*Stored dataset items:*
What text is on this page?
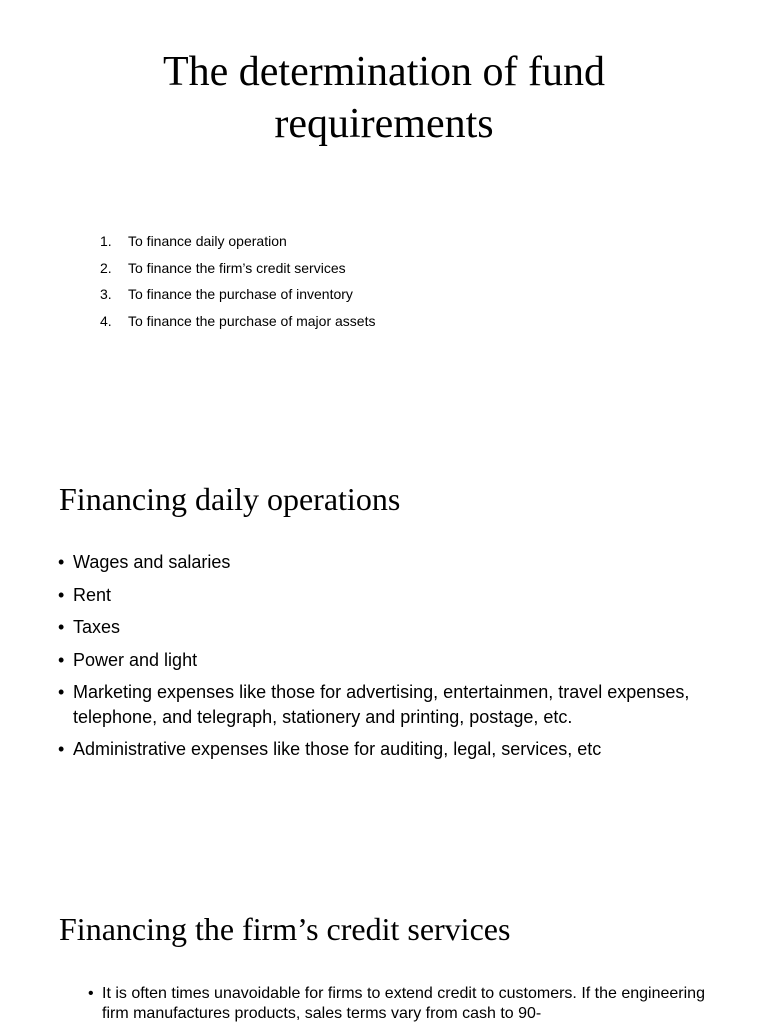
The determination of fund
requirements
1. To finance daily operation
2. To finance the firm’s credit services
3. To finance the purchase of inventory
4. To finance the purchase of major assets
Financing daily operations
• Wages and salaries
• Rent
• Taxes
• Power and light
• Marketing expenses like those for advertising, entertainmen, travel expenses, telephone, and telegraph, stationery and printing, postage, etc.
• Administrative expenses like those for auditing, legal, services, etc
Financing the firm’s credit services
• It is often times unavoidable for firms to extend credit to customers. If the engineering firm manufactures products, sales terms vary from cash to 90-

*What you are asked to do:* Which lines of the data above contain "purchase"? Copy each one.

*Finished exercise:*
3. To finance the purchase of inventory
4. To finance the purchase of major assets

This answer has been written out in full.